-------- Entries shown --------

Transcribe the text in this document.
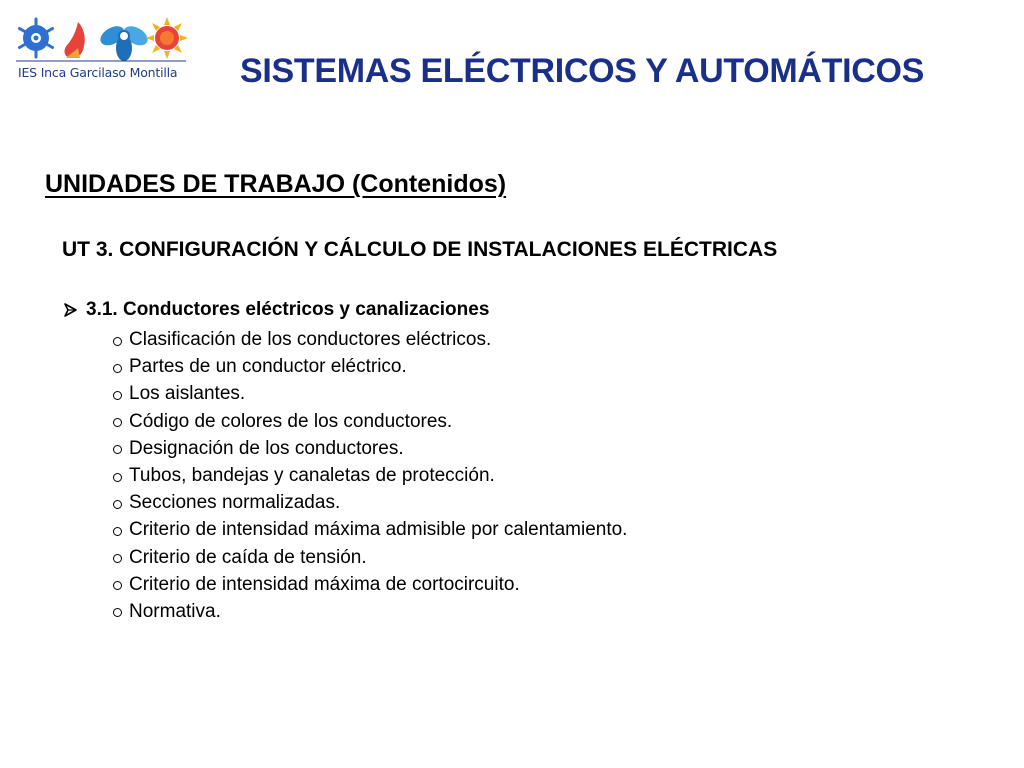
IES Inca Garcilaso Montilla SISTEMAS ELÉCTRICOS Y AUTOMÁTICOS
UNIDADES DE TRABAJO (Contenidos)
UT 3. CONFIGURACIÓN Y CÁLCULO DE INSTALACIONES ELÉCTRICAS
3.1. Conductores eléctricos y canalizaciones
Clasificación de los conductores eléctricos.
Partes de un conductor eléctrico.
Los aislantes.
Código de colores de los conductores.
Designación de los conductores.
Tubos, bandejas y canaletas de protección.
Secciones normalizadas.
Criterio de intensidad máxima admisible por calentamiento.
Criterio de caída de tensión.
Criterio de intensidad máxima de cortocircuito.
Normativa.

--------

Each entry above should be reproduced exactly, with the pictures removed.

Solution for this task |
Transcribe the text in this document.
IES Inca Garcilaso Montilla SISTEMAS ELÉCTRICOS Y AUTOMÁTICOS
UNIDADES DE TRABAJO (Contenidos)
UT 3. CONFIGURACIÓN Y CÁLCULO DE INSTALACIONES ELÉCTRICAS
3.1. Conductores eléctricos y canalizaciones
Clasificación de los conductores eléctricos.
Partes de un conductor eléctrico.
Los aislantes.
Código de colores de los conductores.
Designación de los conductores.
Tubos, bandejas y canaletas de protección.
Secciones normalizadas.
Criterio de intensidad máxima admisible por calentamiento.
Criterio de caída de tensión.
Criterio de intensidad máxima de cortocircuito.
Normativa.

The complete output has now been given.